> **SET EXERCISE**
Give back the full listing, character for character, with no pictures.

-------- INFORMATION SUPPLIED --------

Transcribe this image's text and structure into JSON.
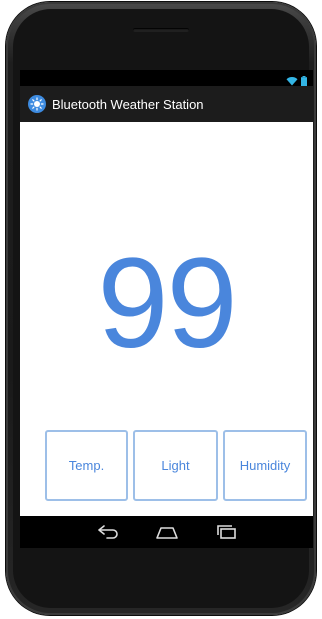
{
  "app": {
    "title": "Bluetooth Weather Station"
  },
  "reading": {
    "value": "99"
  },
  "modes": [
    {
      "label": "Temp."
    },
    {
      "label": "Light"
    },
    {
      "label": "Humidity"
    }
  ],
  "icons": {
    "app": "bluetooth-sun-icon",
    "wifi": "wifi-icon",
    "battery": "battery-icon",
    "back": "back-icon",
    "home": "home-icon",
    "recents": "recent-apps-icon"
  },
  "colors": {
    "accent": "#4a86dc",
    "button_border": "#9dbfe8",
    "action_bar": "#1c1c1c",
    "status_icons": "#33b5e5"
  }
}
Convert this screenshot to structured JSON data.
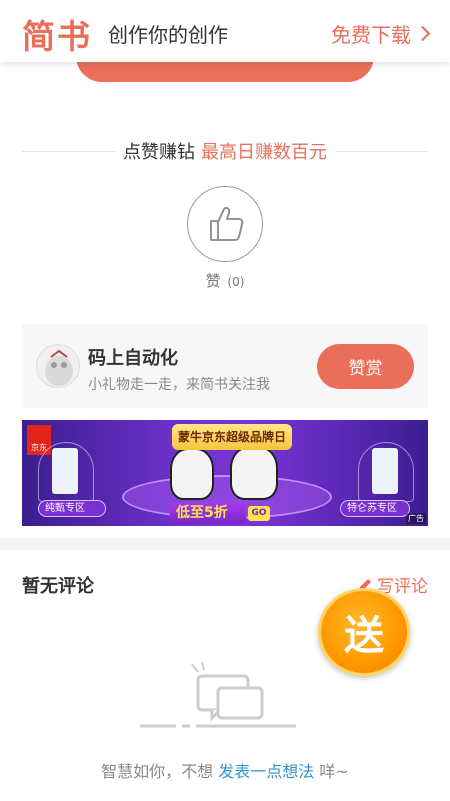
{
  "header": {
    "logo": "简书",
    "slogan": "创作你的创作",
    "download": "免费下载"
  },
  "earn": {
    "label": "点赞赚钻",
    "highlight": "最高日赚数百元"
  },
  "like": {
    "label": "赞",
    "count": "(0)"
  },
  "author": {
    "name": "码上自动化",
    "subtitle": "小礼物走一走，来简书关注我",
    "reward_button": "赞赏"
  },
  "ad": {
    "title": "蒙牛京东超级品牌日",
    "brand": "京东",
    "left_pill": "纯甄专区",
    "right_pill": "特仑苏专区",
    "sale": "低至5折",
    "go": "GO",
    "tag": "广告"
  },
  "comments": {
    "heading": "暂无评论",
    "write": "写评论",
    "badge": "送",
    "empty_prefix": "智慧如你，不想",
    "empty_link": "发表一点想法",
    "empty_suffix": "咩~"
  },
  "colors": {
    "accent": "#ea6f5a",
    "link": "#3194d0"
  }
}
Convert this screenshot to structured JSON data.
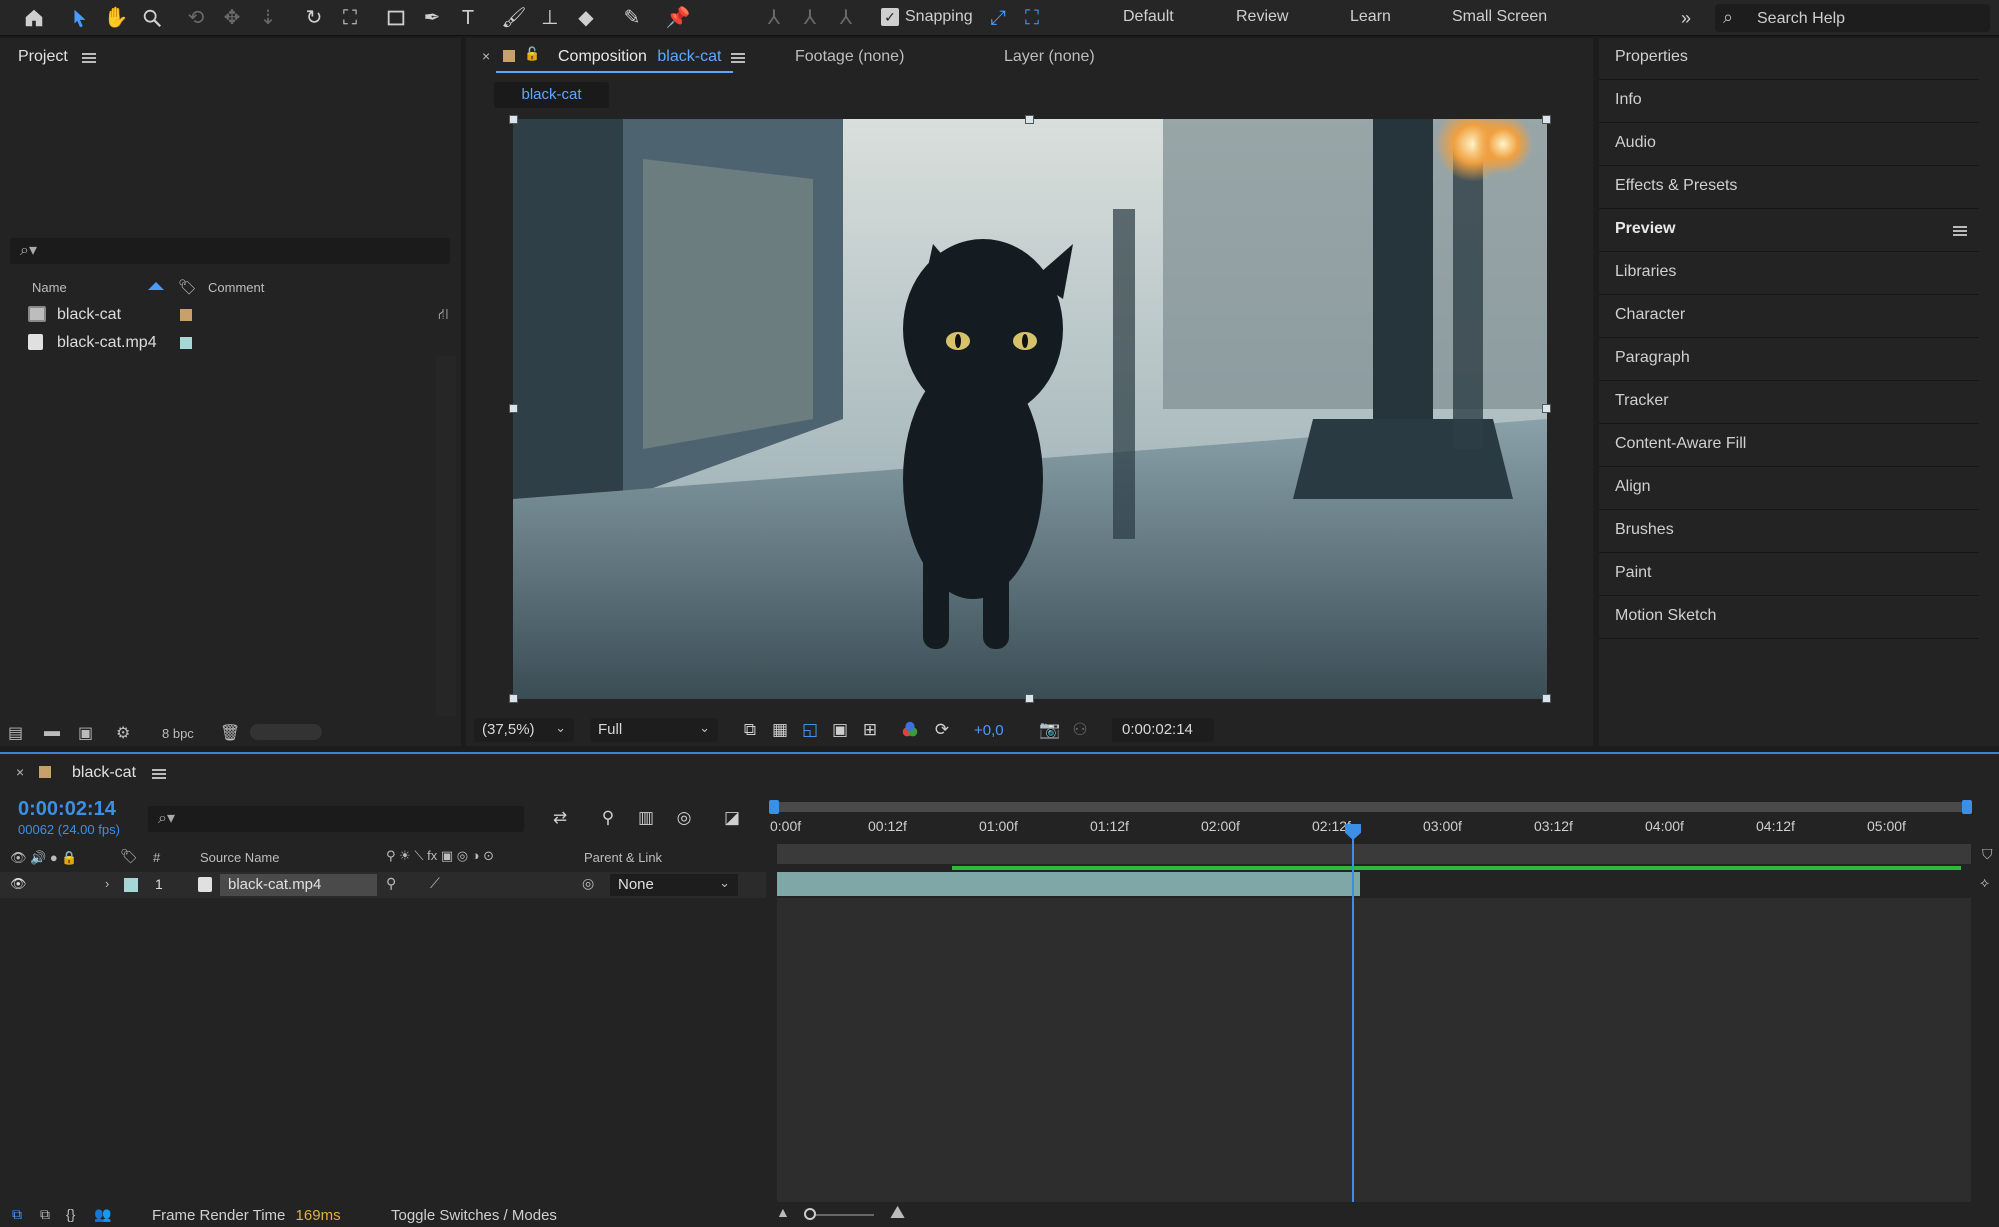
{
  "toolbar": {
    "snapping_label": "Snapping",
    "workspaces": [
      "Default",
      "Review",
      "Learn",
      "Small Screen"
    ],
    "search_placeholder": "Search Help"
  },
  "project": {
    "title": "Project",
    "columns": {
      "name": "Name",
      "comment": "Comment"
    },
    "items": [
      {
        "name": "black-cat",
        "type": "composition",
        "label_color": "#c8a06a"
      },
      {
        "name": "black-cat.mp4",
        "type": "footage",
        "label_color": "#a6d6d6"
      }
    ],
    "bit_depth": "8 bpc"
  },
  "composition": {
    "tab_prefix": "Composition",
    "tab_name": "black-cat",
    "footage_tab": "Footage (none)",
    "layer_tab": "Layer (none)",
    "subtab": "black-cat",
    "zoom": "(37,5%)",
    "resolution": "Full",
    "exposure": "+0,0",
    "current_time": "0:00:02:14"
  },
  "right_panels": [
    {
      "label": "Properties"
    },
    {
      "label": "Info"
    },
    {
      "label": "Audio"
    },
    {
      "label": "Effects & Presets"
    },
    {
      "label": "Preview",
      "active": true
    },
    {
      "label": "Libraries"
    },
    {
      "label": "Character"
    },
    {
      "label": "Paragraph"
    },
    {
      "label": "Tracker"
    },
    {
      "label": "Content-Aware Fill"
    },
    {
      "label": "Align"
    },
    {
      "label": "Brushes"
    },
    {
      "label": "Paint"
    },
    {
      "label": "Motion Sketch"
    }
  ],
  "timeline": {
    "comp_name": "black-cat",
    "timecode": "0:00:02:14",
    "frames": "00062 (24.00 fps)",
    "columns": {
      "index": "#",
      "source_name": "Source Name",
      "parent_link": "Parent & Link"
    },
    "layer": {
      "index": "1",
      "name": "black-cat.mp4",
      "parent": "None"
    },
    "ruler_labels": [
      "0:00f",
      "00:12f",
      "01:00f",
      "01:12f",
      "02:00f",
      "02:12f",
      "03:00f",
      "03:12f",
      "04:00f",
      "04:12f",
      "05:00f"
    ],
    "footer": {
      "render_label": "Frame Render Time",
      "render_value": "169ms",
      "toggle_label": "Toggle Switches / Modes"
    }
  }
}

--------

> **COMPLETE OUTPUT**
Transcribe this image's text and structure into JSON.
{
  "app": {
    "title": "Bluetooth Weather Station"
  },
  "reading": {
    "value": "99"
  },
  "modes": [
    {
      "label": "Temp."
    },
    {
      "label": "Light"
    },
    {
      "label": "Humidity"
    }
  ],
  "icons": {
    "app": "bluetooth-sun-icon",
    "wifi": "wifi-icon",
    "battery": "battery-icon",
    "back": "back-icon",
    "home": "home-icon",
    "recents": "recent-apps-icon"
  },
  "colors": {
    "accent": "#4a86dc",
    "button_border": "#9dbfe8",
    "action_bar": "#1c1c1c",
    "status_icons": "#33b5e5"
  }
}
Convert this screenshot to structured JSON data.
{
  "header": {
    "logo": "简书",
    "slogan": "创作你的创作",
    "download": "免费下载"
  },
  "earn": {
    "label": "点赞赚钻",
    "highlight": "最高日赚数百元"
  },
  "like": {
    "label": "赞",
    "count": "(0)"
  },
  "author": {
    "name": "码上自动化",
    "subtitle": "小礼物走一走，来简书关注我",
    "reward_button": "赞赏"
  },
  "ad": {
    "title": "蒙牛京东超级品牌日",
    "brand": "京东",
    "left_pill": "纯甄专区",
    "right_pill": "特仑苏专区",
    "sale": "低至5折",
    "go": "GO",
    "tag": "广告"
  },
  "comments": {
    "heading": "暂无评论",
    "write": "写评论",
    "badge": "送",
    "empty_prefix": "智慧如你，不想",
    "empty_link": "发表一点想法",
    "empty_suffix": "咩~"
  },
  "colors": {
    "accent": "#ea6f5a",
    "link": "#3194d0"
  }
}
Convert this screenshot to structured JSON data.
{
  "toolbar": {
    "snapping_label": "Snapping",
    "workspaces": [
      "Default",
      "Review",
      "Learn",
      "Small Screen"
    ],
    "search_placeholder": "Search Help"
  },
  "project": {
    "title": "Project",
    "columns": {
      "name": "Name",
      "comment": "Comment"
    },
    "items": [
      {
        "name": "black-cat",
        "type": "composition",
        "label_color": "#c8a06a"
      },
      {
        "name": "black-cat.mp4",
        "type": "footage",
        "label_color": "#a6d6d6"
      }
    ],
    "bit_depth": "8 bpc"
  },
  "composition": {
    "tab_prefix": "Composition",
    "tab_name": "black-cat",
    "footage_tab": "Footage (none)",
    "layer_tab": "Layer (none)",
    "subtab": "black-cat",
    "zoom": "(37,5%)",
    "resolution": "Full",
    "exposure": "+0,0",
    "current_time": "0:00:02:14"
  },
  "right_panels": [
    {
      "label": "Properties"
    },
    {
      "label": "Info"
    },
    {
      "label": "Audio"
    },
    {
      "label": "Effects & Presets"
    },
    {
      "label": "Preview",
      "active": true
    },
    {
      "label": "Libraries"
    },
    {
      "label": "Character"
    },
    {
      "label": "Paragraph"
    },
    {
      "label": "Tracker"
    },
    {
      "label": "Content-Aware Fill"
    },
    {
      "label": "Align"
    },
    {
      "label": "Brushes"
    },
    {
      "label": "Paint"
    },
    {
      "label": "Motion Sketch"
    }
  ],
  "timeline": {
    "comp_name": "black-cat",
    "timecode": "0:00:02:14",
    "frames": "00062 (24.00 fps)",
    "columns": {
      "index": "#",
      "source_name": "Source Name",
      "parent_link": "Parent & Link"
    },
    "layer": {
      "index": "1",
      "name": "black-cat.mp4",
      "parent": "None"
    },
    "ruler_labels": [
      "0:00f",
      "00:12f",
      "01:00f",
      "01:12f",
      "02:00f",
      "02:12f",
      "03:00f",
      "03:12f",
      "04:00f",
      "04:12f",
      "05:00f"
    ],
    "footer": {
      "render_label": "Frame Render Time",
      "render_value": "169ms",
      "toggle_label": "Toggle Switches / Modes"
    }
  }
}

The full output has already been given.